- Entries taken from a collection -
========================================================================

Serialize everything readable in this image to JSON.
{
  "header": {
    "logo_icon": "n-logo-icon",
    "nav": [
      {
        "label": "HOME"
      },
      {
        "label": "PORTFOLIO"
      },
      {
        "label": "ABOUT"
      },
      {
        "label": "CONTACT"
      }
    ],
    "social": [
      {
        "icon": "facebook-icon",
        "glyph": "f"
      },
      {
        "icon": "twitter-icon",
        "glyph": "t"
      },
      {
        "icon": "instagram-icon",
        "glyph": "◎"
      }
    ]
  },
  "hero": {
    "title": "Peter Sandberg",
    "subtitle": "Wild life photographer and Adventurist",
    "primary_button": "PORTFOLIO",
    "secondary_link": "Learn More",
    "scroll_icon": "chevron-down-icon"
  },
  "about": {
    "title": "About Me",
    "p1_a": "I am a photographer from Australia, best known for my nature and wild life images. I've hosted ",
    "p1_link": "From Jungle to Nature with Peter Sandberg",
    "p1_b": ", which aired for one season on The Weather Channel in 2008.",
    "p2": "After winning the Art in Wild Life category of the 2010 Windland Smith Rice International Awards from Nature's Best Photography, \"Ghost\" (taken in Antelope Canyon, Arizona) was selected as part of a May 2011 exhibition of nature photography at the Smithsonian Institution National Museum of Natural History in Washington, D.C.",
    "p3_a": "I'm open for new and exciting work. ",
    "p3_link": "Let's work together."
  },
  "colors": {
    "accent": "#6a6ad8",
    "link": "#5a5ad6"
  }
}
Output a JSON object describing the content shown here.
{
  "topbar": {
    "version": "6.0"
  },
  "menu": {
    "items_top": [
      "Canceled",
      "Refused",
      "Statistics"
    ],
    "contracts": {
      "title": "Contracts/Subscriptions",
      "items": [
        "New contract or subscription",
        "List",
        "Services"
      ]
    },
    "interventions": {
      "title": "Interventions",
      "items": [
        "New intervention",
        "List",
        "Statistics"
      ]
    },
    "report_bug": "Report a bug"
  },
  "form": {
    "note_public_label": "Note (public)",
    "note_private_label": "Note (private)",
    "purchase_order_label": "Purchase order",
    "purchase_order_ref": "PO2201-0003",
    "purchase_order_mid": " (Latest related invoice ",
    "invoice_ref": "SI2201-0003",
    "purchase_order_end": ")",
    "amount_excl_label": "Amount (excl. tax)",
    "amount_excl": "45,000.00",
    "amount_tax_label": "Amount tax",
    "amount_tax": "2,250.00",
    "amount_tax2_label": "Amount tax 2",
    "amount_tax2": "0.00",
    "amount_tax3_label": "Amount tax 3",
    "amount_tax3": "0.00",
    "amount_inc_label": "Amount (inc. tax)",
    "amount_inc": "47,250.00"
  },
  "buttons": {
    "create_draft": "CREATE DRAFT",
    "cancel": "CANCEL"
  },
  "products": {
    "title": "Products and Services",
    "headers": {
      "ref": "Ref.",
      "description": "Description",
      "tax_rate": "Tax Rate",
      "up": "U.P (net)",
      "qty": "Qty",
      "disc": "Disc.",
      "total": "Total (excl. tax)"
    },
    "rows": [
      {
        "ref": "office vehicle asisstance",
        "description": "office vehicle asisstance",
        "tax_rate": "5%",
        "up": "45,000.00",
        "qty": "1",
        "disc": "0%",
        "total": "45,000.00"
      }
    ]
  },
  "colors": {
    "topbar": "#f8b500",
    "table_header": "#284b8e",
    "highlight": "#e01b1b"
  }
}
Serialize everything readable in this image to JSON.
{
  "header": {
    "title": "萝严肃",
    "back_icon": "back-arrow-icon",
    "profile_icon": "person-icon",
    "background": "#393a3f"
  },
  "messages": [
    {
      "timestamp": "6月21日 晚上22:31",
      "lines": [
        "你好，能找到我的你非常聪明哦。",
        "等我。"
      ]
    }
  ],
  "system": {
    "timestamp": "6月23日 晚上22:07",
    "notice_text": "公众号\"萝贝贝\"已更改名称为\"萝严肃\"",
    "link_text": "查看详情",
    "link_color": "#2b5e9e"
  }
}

========================================================================

- GOAL -
Write every record out again, unaltered.

- CORRECT RESULT -
Serialize everything readable in this image to JSON.
{
  "header": {
    "logo_icon": "n-logo-icon",
    "nav": [
      {
        "label": "HOME"
      },
      {
        "label": "PORTFOLIO"
      },
      {
        "label": "ABOUT"
      },
      {
        "label": "CONTACT"
      }
    ],
    "social": [
      {
        "icon": "facebook-icon",
        "glyph": "f"
      },
      {
        "icon": "twitter-icon",
        "glyph": "t"
      },
      {
        "icon": "instagram-icon",
        "glyph": "◎"
      }
    ]
  },
  "hero": {
    "title": "Peter Sandberg",
    "subtitle": "Wild life photographer and Adventurist",
    "primary_button": "PORTFOLIO",
    "secondary_link": "Learn More",
    "scroll_icon": "chevron-down-icon"
  },
  "about": {
    "title": "About Me",
    "p1_a": "I am a photographer from Australia, best known for my nature and wild life images. I've hosted ",
    "p1_link": "From Jungle to Nature with Peter Sandberg",
    "p1_b": ", which aired for one season on The Weather Channel in 2008.",
    "p2": "After winning the Art in Wild Life category of the 2010 Windland Smith Rice International Awards from Nature's Best Photography, \"Ghost\" (taken in Antelope Canyon, Arizona) was selected as part of a May 2011 exhibition of nature photography at the Smithsonian Institution National Museum of Natural History in Washington, D.C.",
    "p3_a": "I'm open for new and exciting work. ",
    "p3_link": "Let's work together."
  },
  "colors": {
    "accent": "#6a6ad8",
    "link": "#5a5ad6"
  }
}
Output a JSON object describing the content shown here.
{
  "topbar": {
    "version": "6.0"
  },
  "menu": {
    "items_top": [
      "Canceled",
      "Refused",
      "Statistics"
    ],
    "contracts": {
      "title": "Contracts/Subscriptions",
      "items": [
        "New contract or subscription",
        "List",
        "Services"
      ]
    },
    "interventions": {
      "title": "Interventions",
      "items": [
        "New intervention",
        "List",
        "Statistics"
      ]
    },
    "report_bug": "Report a bug"
  },
  "form": {
    "note_public_label": "Note (public)",
    "note_private_label": "Note (private)",
    "purchase_order_label": "Purchase order",
    "purchase_order_ref": "PO2201-0003",
    "purchase_order_mid": " (Latest related invoice ",
    "invoice_ref": "SI2201-0003",
    "purchase_order_end": ")",
    "amount_excl_label": "Amount (excl. tax)",
    "amount_excl": "45,000.00",
    "amount_tax_label": "Amount tax",
    "amount_tax": "2,250.00",
    "amount_tax2_label": "Amount tax 2",
    "amount_tax2": "0.00",
    "amount_tax3_label": "Amount tax 3",
    "amount_tax3": "0.00",
    "amount_inc_label": "Amount (inc. tax)",
    "amount_inc": "47,250.00"
  },
  "buttons": {
    "create_draft": "CREATE DRAFT",
    "cancel": "CANCEL"
  },
  "products": {
    "title": "Products and Services",
    "headers": {
      "ref": "Ref.",
      "description": "Description",
      "tax_rate": "Tax Rate",
      "up": "U.P (net)",
      "qty": "Qty",
      "disc": "Disc.",
      "total": "Total (excl. tax)"
    },
    "rows": [
      {
        "ref": "office vehicle asisstance",
        "description": "office vehicle asisstance",
        "tax_rate": "5%",
        "up": "45,000.00",
        "qty": "1",
        "disc": "0%",
        "total": "45,000.00"
      }
    ]
  },
  "colors": {
    "topbar": "#f8b500",
    "table_header": "#284b8e",
    "highlight": "#e01b1b"
  }
}
Serialize everything readable in this image to JSON.
{
  "header": {
    "title": "萝严肃",
    "back_icon": "back-arrow-icon",
    "profile_icon": "person-icon",
    "background": "#393a3f"
  },
  "messages": [
    {
      "timestamp": "6月21日 晚上22:31",
      "lines": [
        "你好，能找到我的你非常聪明哦。",
        "等我。"
      ]
    }
  ],
  "system": {
    "timestamp": "6月23日 晚上22:07",
    "notice_text": "公众号\"萝贝贝\"已更改名称为\"萝严肃\"",
    "link_text": "查看详情",
    "link_color": "#2b5e9e"
  }
}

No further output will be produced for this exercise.